Repeat each entry as written and leave the images out of the copy.
★ ★ ★ ★ ★
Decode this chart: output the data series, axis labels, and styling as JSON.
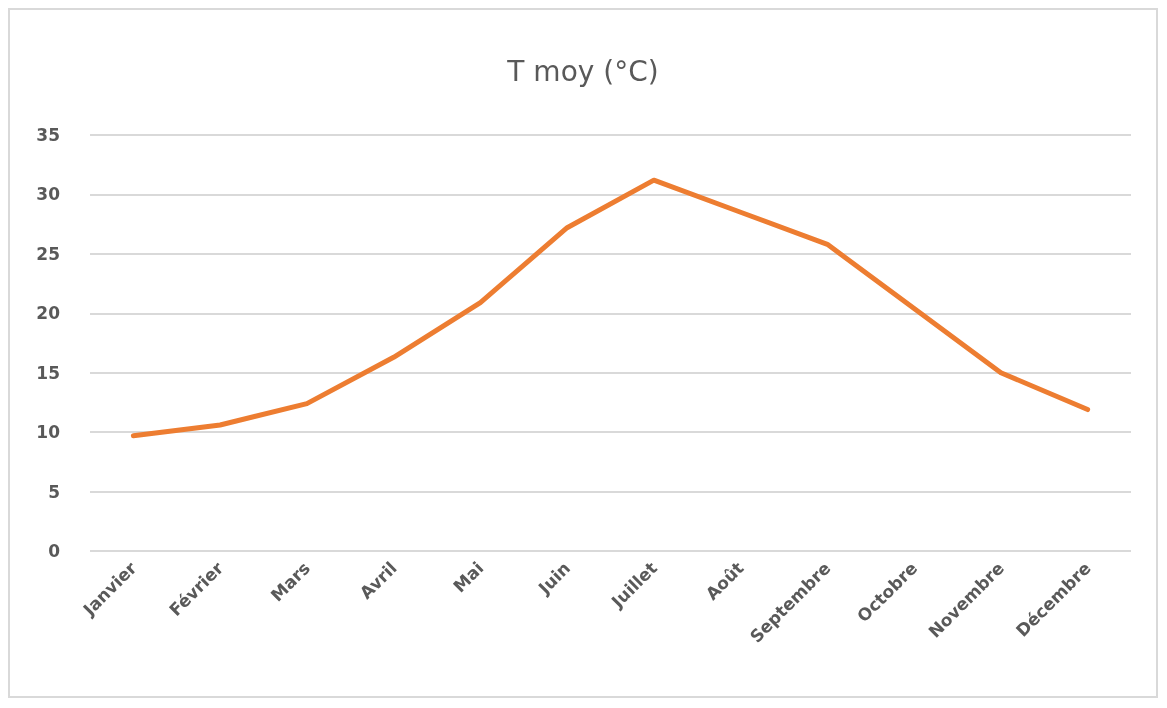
{
  "chart_data": {
    "type": "line",
    "title": "T moy (°C)",
    "categories": [
      "Janvier",
      "Février",
      "Mars",
      "Avril",
      "Mai",
      "Juin",
      "Juillet",
      "Août",
      "Septembre",
      "Octobre",
      "Novembre",
      "Décembre"
    ],
    "values": [
      9.7,
      10.6,
      12.4,
      16.3,
      20.9,
      27.2,
      31.2,
      28.5,
      25.8,
      20.4,
      15.0,
      11.9
    ],
    "color": "#ed7d31",
    "ylim": [
      0,
      35
    ],
    "yticks": [
      0,
      5,
      10,
      15,
      20,
      25,
      30,
      35
    ],
    "grid": "y",
    "marker": "none",
    "line_style": "solid"
  }
}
★ ★ ★ ★ ★
(SOLUTION TO THIS PROBLEM)
Decode this chart: output the data series, axis labels, and styling as JSON.
{
  "chart_data": {
    "type": "line",
    "title": "T moy (°C)",
    "categories": [
      "Janvier",
      "Février",
      "Mars",
      "Avril",
      "Mai",
      "Juin",
      "Juillet",
      "Août",
      "Septembre",
      "Octobre",
      "Novembre",
      "Décembre"
    ],
    "values": [
      9.7,
      10.6,
      12.4,
      16.3,
      20.9,
      27.2,
      31.2,
      28.5,
      25.8,
      20.4,
      15.0,
      11.9
    ],
    "color": "#ed7d31",
    "ylim": [
      0,
      35
    ],
    "yticks": [
      0,
      5,
      10,
      15,
      20,
      25,
      30,
      35
    ],
    "grid": "y",
    "marker": "none",
    "line_style": "solid"
  }
}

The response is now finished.